# [WHAT YOU NEED TO DO]
Would you pull out every line of the material that contains the string "область"?

# [MATERIAL FOR THE TASK]
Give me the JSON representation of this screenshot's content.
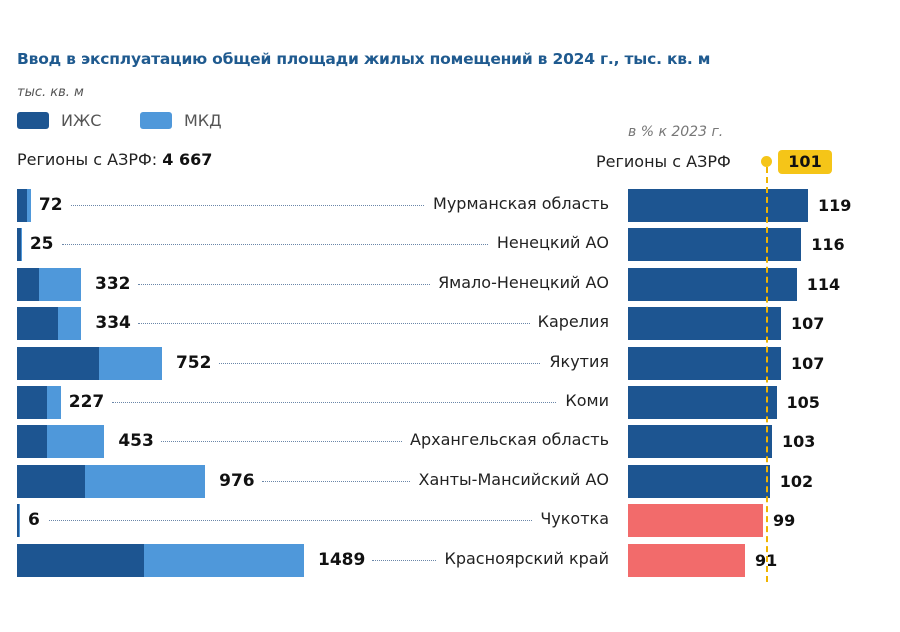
{
  "title": "Ввод в эксплуатацию общей площади жилых помещений в 2024 г., тыс. кв. м",
  "unit": "тыс. кв. м",
  "legend": [
    {
      "label": "ИЖС",
      "color": "#1d5591"
    },
    {
      "label": "МКД",
      "color": "#4f98da"
    }
  ],
  "total_label": "Регионы с АЗРФ:",
  "total_value": "4 667",
  "pct_caption": "в % к 2023 г.",
  "avg_label": "Регионы с АЗРФ",
  "avg_value": "101",
  "colors": {
    "izhs": "#1d5591",
    "mkd": "#4f98da",
    "above": "#1d5591",
    "below": "#f26b6b",
    "avg": "#f5c518"
  },
  "chart_data": {
    "type": "bar",
    "title": "Ввод в эксплуатацию общей площади жилых помещений в 2024 г., тыс. кв. м",
    "categories": [
      "Мурманская область",
      "Ненецкий АО",
      "Ямало-Ненецкий АО",
      "Карелия",
      "Якутия",
      "Коми",
      "Архангельская область",
      "Ханты-Мансийский АО",
      "Чукотка",
      "Красноярский край"
    ],
    "totals": [
      72,
      25,
      332,
      334,
      752,
      227,
      453,
      976,
      6,
      1489
    ],
    "series": [
      {
        "name": "ИЖС",
        "values": [
          52,
          20,
          114,
          212,
          425,
          155,
          155,
          352,
          3,
          658
        ]
      },
      {
        "name": "МКД",
        "values": [
          20,
          5,
          218,
          122,
          327,
          72,
          298,
          624,
          3,
          831
        ]
      }
    ],
    "percent_to_2023": [
      119,
      116,
      114,
      107,
      107,
      105,
      103,
      102,
      99,
      91
    ],
    "percent_reference": 101
  }
}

# [EXERCISE RESULT]
      "Мурманская область",
      "Архангельская область",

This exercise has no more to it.